> **SOURCE DATA**
======

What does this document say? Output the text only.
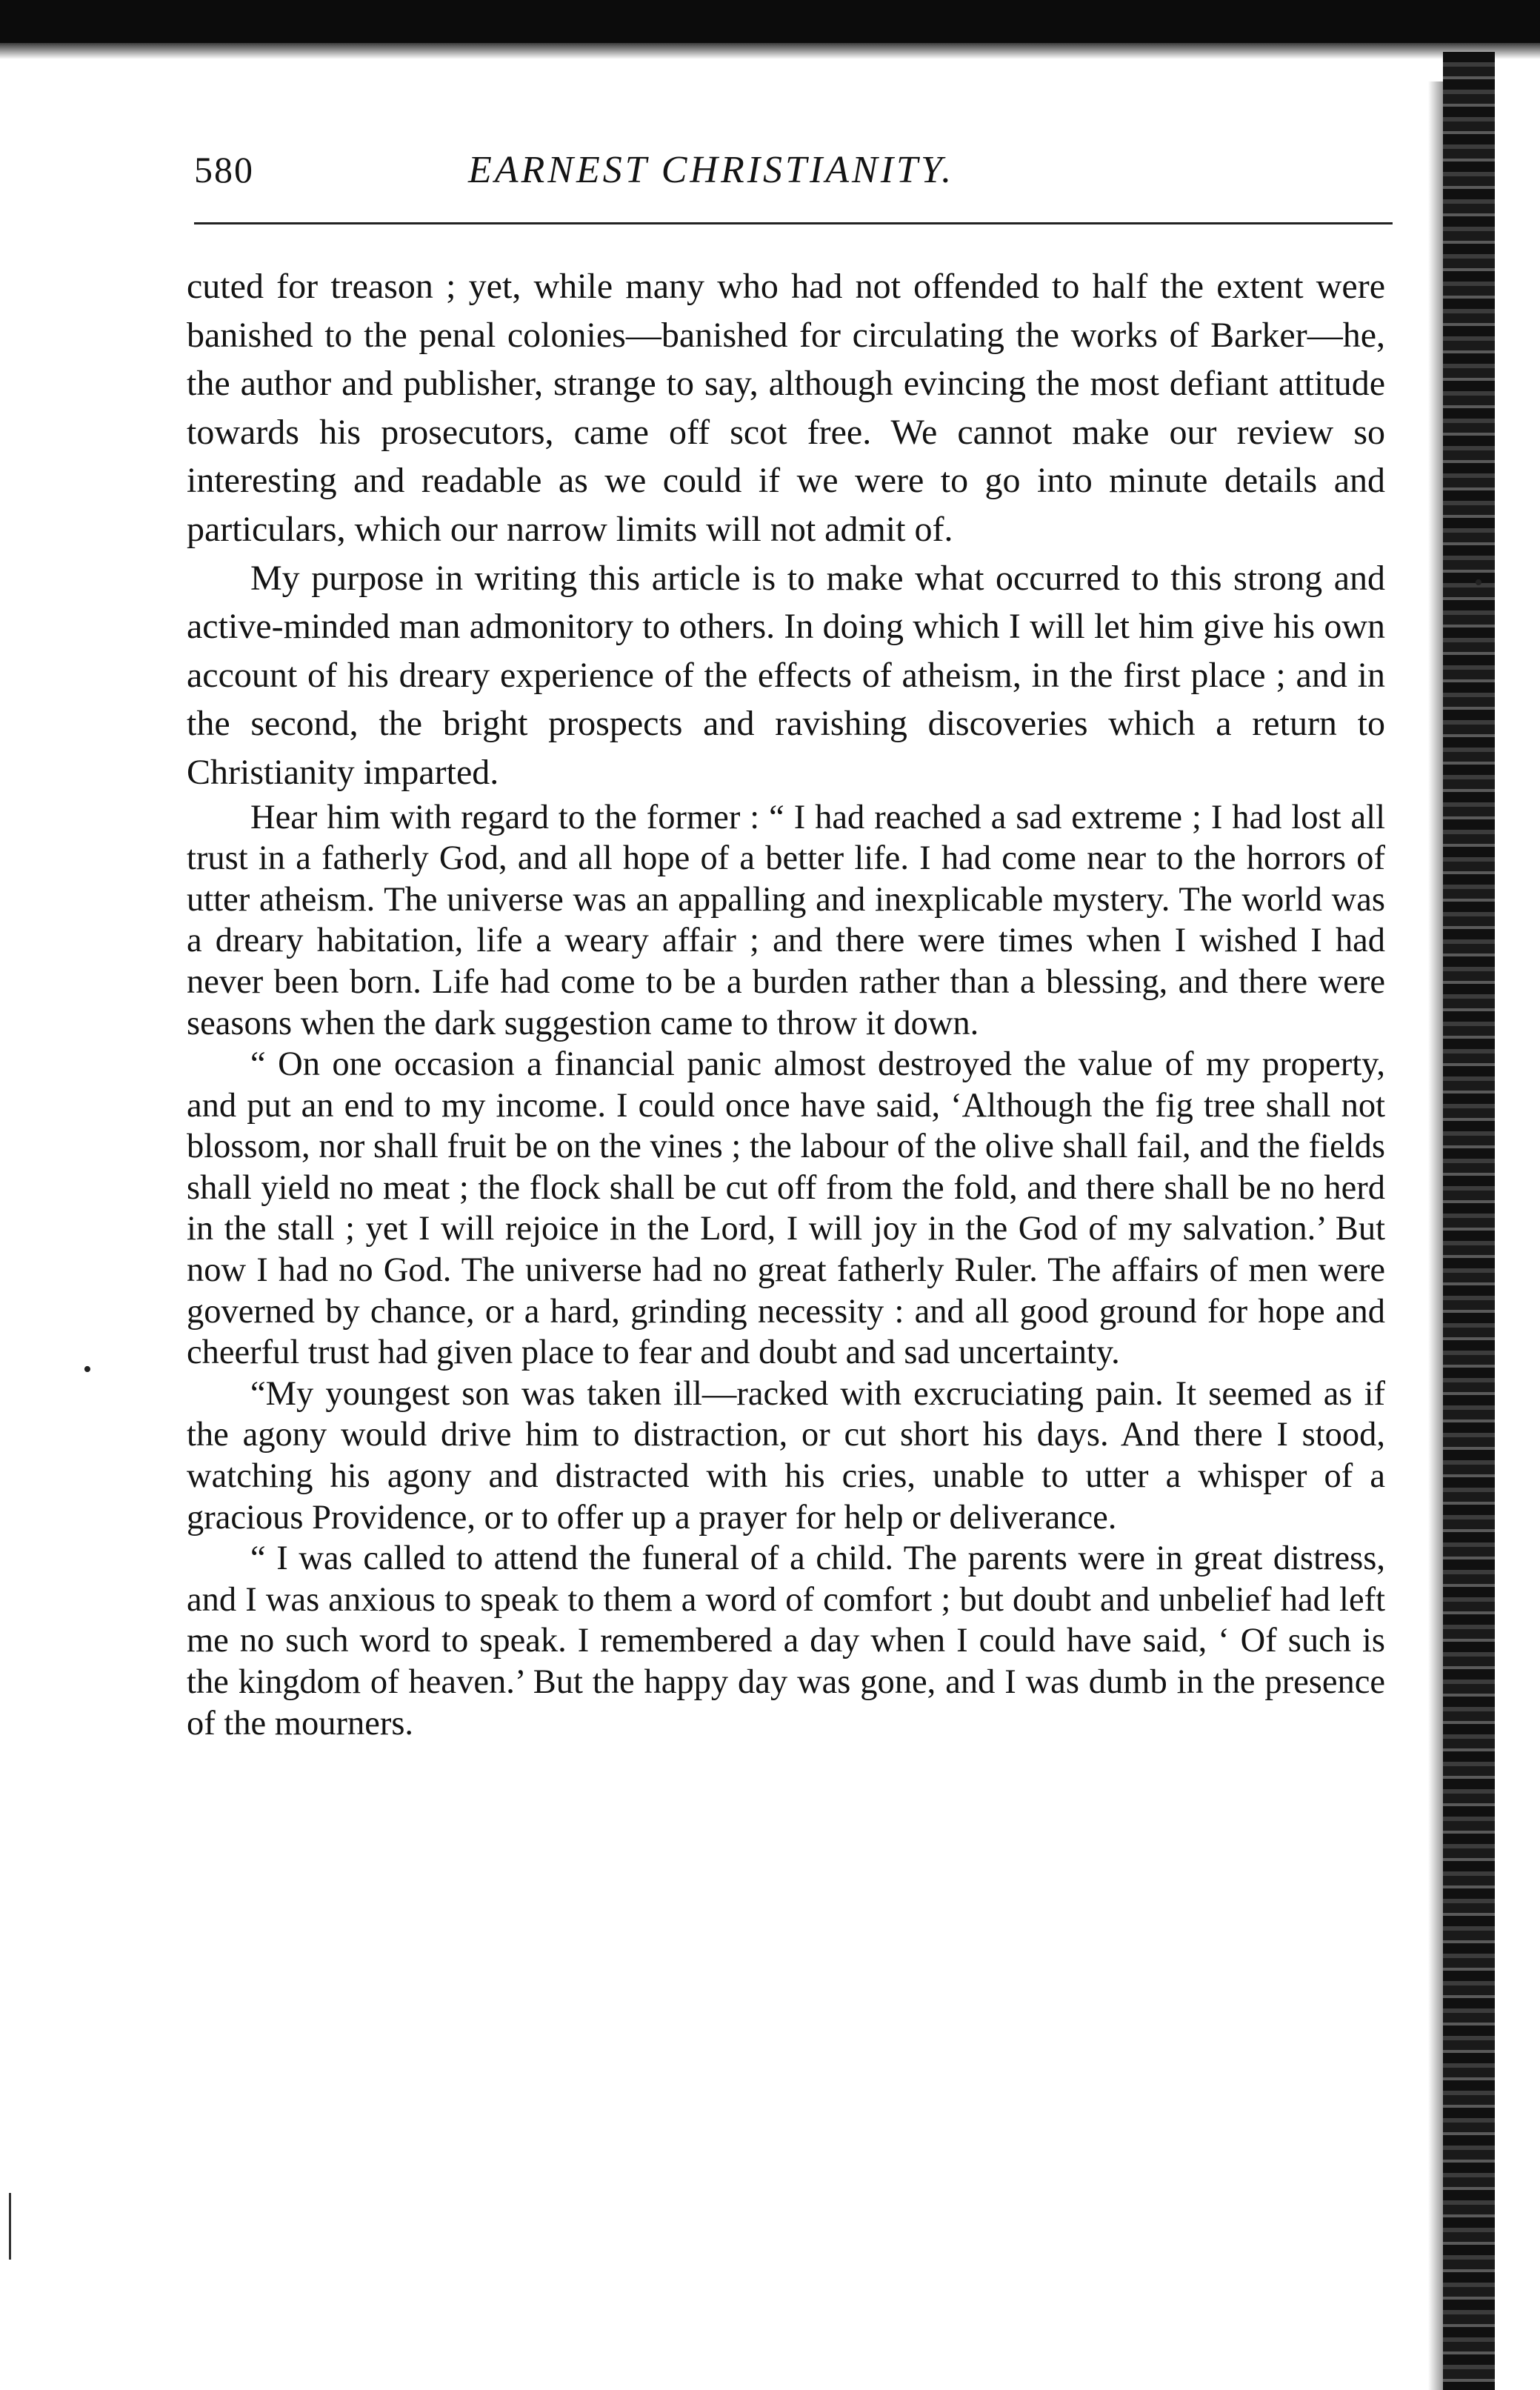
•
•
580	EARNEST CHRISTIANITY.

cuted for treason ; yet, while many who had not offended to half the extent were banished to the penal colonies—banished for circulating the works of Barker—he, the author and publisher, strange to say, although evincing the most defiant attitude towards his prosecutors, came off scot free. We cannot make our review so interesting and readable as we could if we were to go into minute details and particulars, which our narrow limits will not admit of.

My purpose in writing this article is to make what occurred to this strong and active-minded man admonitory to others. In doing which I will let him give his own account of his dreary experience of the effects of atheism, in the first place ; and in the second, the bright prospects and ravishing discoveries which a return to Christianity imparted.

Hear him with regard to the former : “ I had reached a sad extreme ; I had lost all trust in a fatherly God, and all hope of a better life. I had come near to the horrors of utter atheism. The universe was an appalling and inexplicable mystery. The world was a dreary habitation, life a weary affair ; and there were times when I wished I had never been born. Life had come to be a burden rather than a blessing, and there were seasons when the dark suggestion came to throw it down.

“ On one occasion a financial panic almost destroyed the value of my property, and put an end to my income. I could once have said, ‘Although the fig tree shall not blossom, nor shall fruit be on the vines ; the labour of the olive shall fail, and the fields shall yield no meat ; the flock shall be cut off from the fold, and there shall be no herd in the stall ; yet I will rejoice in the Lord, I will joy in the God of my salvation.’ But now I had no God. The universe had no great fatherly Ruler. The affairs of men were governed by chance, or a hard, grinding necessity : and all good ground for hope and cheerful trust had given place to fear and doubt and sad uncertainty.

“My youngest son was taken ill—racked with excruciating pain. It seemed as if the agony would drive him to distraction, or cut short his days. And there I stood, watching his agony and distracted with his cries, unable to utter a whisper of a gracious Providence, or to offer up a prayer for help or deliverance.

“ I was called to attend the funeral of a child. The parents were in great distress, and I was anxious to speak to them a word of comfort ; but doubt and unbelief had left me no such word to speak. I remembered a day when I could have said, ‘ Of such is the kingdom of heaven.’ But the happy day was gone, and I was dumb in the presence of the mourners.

======

Count up every line above that has the word "came" in it; answer with the number alone.

2